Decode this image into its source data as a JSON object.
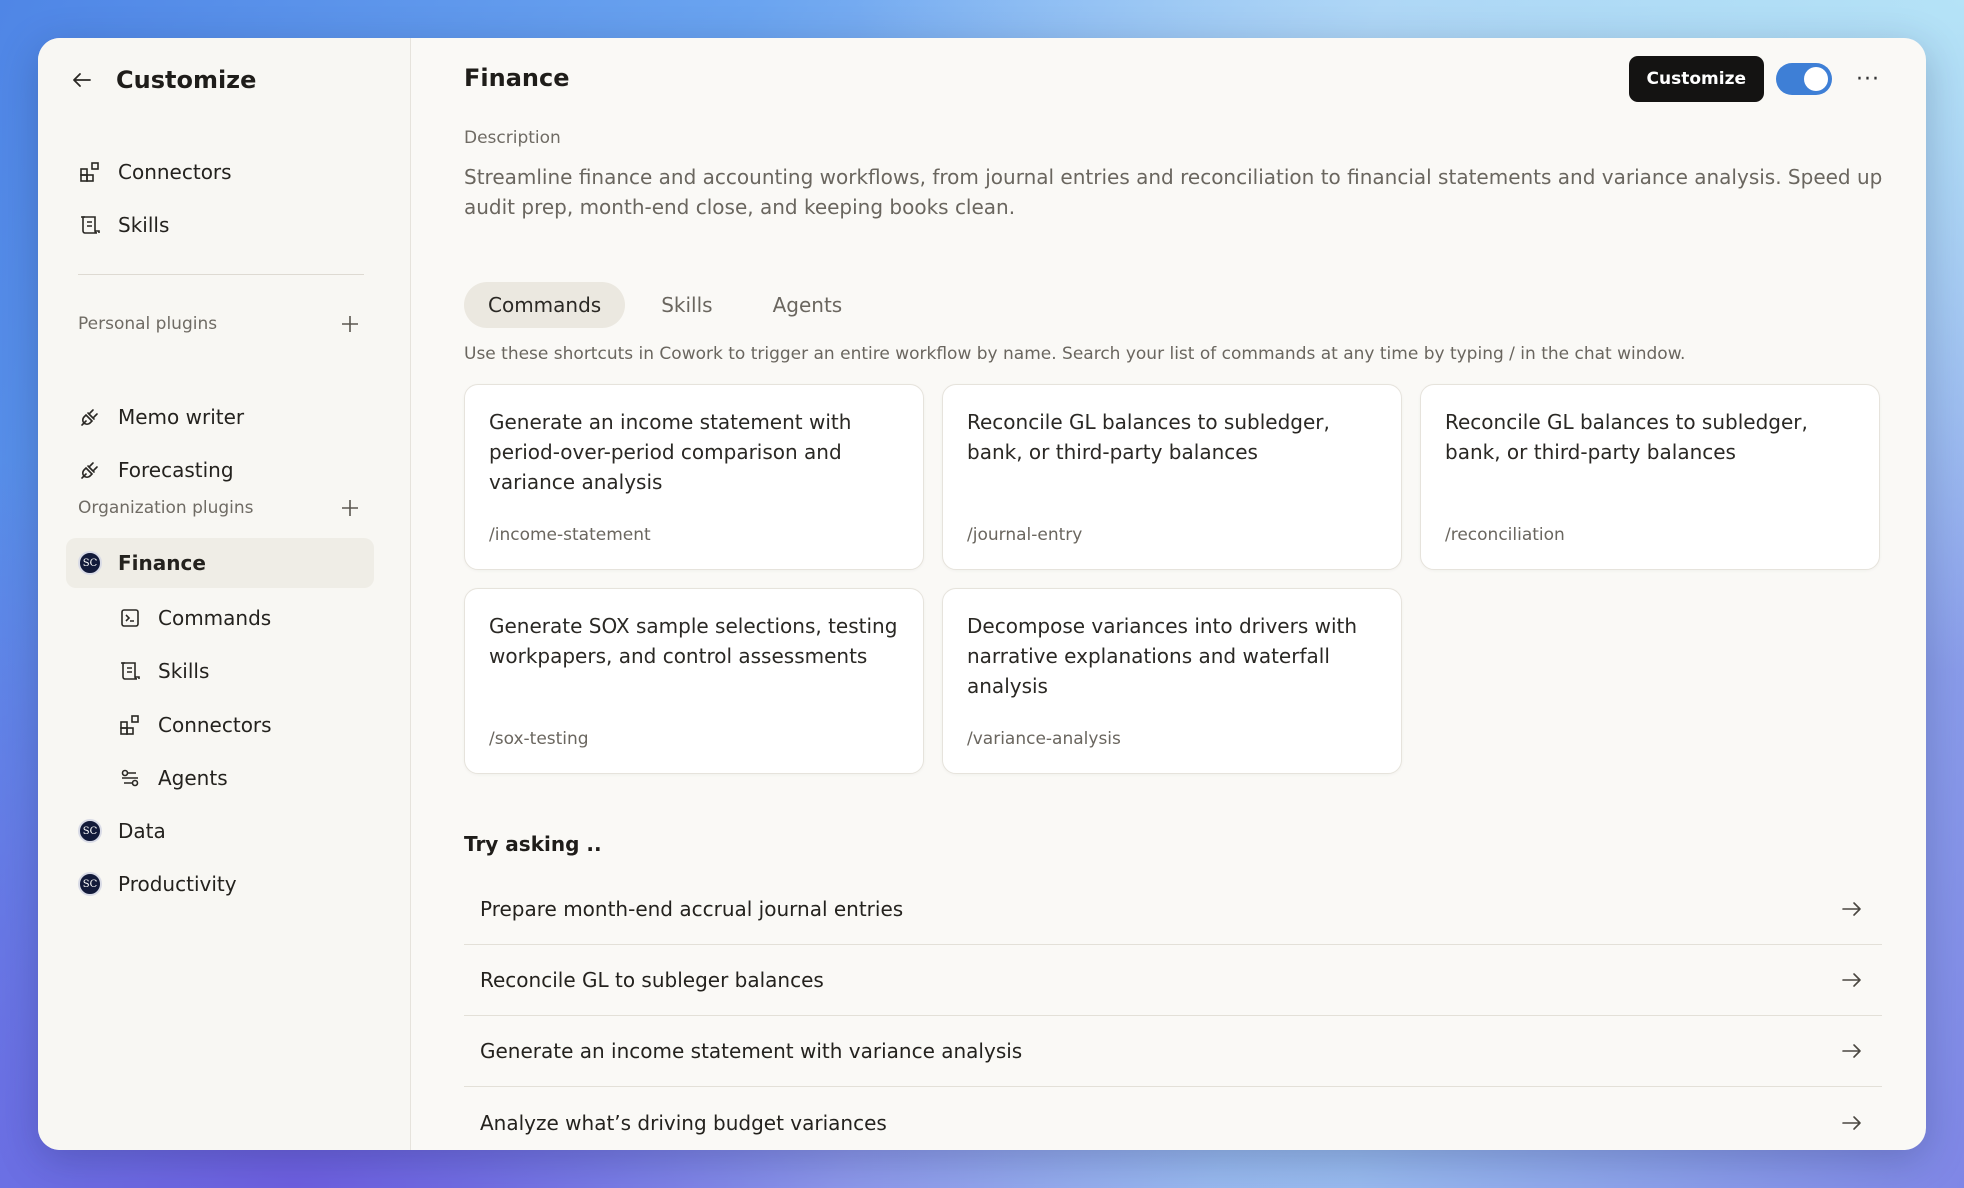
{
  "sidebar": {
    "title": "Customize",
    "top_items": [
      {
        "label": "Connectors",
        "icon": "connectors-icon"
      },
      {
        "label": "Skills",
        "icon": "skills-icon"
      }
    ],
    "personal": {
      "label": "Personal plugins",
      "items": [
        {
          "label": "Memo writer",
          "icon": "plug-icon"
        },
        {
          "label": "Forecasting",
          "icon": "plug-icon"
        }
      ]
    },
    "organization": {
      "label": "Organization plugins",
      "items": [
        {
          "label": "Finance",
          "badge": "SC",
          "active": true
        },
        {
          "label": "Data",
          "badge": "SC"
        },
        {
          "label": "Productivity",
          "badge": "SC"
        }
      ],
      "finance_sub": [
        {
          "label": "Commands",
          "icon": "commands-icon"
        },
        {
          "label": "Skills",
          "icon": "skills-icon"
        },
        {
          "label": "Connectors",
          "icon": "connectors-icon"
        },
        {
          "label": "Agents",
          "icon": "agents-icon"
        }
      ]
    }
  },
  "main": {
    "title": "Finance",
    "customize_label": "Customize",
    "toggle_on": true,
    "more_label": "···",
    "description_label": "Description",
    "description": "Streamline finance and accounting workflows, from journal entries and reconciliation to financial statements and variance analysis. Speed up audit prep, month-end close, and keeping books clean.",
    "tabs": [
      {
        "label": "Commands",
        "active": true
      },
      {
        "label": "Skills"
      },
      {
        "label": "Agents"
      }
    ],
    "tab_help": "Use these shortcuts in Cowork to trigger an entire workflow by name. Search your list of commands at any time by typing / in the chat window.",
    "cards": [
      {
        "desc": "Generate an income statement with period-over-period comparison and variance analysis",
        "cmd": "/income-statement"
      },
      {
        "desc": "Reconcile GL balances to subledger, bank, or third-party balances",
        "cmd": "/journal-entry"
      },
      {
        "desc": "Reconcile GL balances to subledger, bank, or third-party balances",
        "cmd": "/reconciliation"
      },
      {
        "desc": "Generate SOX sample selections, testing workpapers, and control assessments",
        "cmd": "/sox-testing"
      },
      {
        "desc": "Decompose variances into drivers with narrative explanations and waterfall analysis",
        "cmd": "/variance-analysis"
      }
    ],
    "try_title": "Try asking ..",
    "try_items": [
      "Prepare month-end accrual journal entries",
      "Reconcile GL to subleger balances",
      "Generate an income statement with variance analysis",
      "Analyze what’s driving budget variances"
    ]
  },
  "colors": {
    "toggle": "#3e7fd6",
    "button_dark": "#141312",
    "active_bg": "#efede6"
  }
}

__________________________________________________

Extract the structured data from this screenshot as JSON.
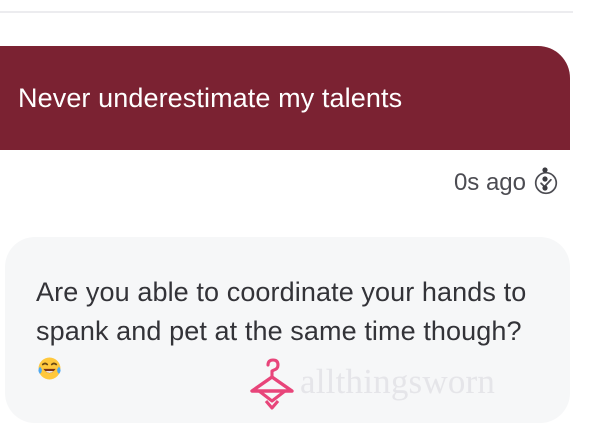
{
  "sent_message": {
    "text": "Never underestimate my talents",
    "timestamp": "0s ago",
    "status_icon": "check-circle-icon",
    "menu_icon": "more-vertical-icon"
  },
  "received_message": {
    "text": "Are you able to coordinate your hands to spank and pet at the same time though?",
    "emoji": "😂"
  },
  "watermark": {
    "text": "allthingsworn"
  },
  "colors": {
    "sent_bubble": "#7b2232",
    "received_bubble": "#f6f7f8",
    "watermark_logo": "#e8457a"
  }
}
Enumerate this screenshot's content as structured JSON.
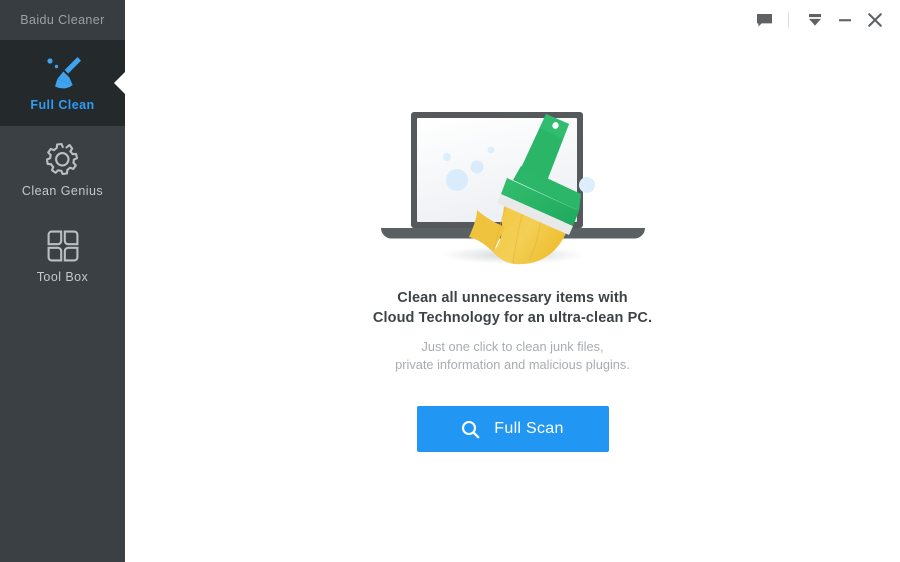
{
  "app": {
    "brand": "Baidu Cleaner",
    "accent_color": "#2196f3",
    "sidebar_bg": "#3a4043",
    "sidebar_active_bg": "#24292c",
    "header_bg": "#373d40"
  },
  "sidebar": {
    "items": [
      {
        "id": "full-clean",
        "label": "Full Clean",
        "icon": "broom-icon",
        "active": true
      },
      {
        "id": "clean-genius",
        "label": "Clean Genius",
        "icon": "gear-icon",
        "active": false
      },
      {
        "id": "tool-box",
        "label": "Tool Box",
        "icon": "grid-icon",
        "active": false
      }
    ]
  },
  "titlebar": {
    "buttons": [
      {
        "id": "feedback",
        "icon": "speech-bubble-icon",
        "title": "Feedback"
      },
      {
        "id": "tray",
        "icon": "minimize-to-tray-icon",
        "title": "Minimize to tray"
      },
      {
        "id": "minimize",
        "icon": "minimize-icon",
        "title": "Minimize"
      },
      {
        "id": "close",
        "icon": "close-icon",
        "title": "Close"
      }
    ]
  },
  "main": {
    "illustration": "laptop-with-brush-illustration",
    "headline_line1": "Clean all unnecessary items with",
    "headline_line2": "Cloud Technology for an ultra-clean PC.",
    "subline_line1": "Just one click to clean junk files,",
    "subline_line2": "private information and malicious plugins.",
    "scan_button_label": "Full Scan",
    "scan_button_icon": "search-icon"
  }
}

__________________________________________________

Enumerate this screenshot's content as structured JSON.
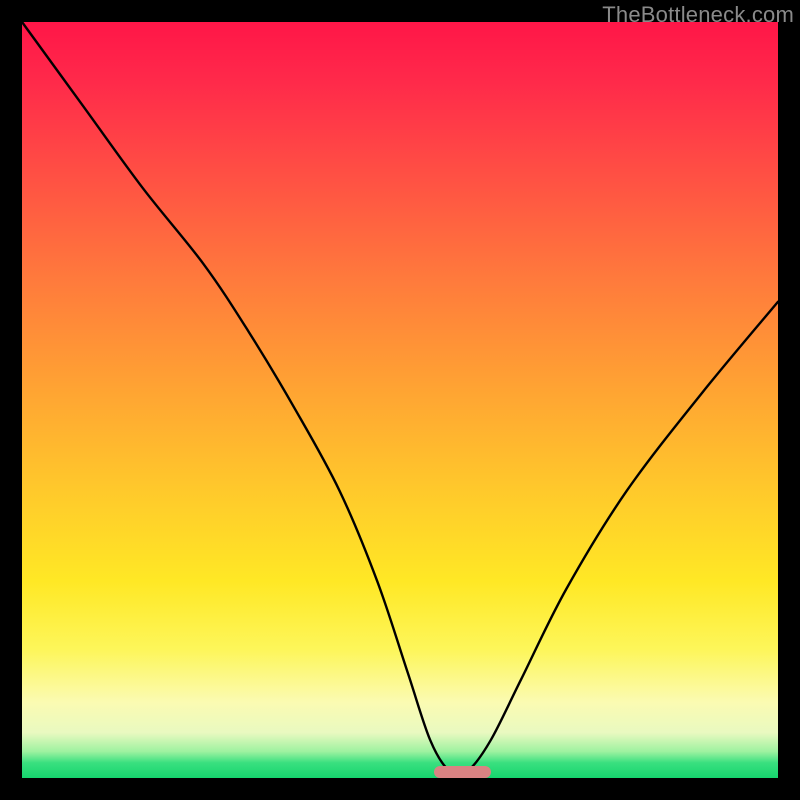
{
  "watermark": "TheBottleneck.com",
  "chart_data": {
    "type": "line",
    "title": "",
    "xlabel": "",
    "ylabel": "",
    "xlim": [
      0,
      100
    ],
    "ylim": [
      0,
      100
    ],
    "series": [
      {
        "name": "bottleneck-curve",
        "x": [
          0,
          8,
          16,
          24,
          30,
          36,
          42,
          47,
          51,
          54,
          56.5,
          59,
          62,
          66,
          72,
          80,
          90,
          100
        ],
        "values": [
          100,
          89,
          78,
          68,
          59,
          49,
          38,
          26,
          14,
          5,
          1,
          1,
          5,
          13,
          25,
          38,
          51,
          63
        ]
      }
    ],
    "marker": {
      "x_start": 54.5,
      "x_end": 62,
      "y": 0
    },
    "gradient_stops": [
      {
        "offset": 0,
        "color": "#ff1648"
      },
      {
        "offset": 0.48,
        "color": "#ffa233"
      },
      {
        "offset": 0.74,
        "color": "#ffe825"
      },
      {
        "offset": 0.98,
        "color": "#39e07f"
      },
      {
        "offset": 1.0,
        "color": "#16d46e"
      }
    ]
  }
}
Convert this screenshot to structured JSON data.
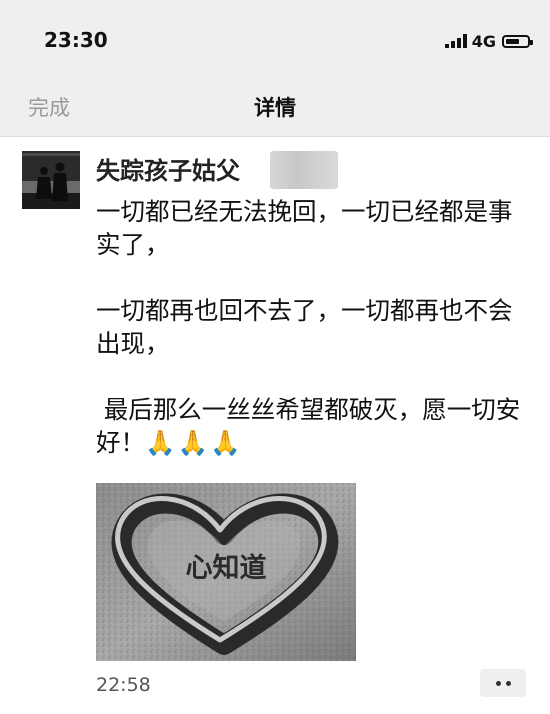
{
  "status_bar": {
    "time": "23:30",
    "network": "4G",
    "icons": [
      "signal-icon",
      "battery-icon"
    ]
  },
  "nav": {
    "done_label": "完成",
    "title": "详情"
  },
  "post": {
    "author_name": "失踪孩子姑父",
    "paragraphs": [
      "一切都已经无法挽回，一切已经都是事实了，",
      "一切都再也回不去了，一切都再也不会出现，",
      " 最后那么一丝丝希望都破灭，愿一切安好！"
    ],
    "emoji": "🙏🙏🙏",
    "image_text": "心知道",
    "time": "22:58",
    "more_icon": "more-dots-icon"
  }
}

__________________________________________________

### WHAT IS EXPECTED
State only how many lines in the material include "plugins".

### SOLUTION TO THE PROBLEM
3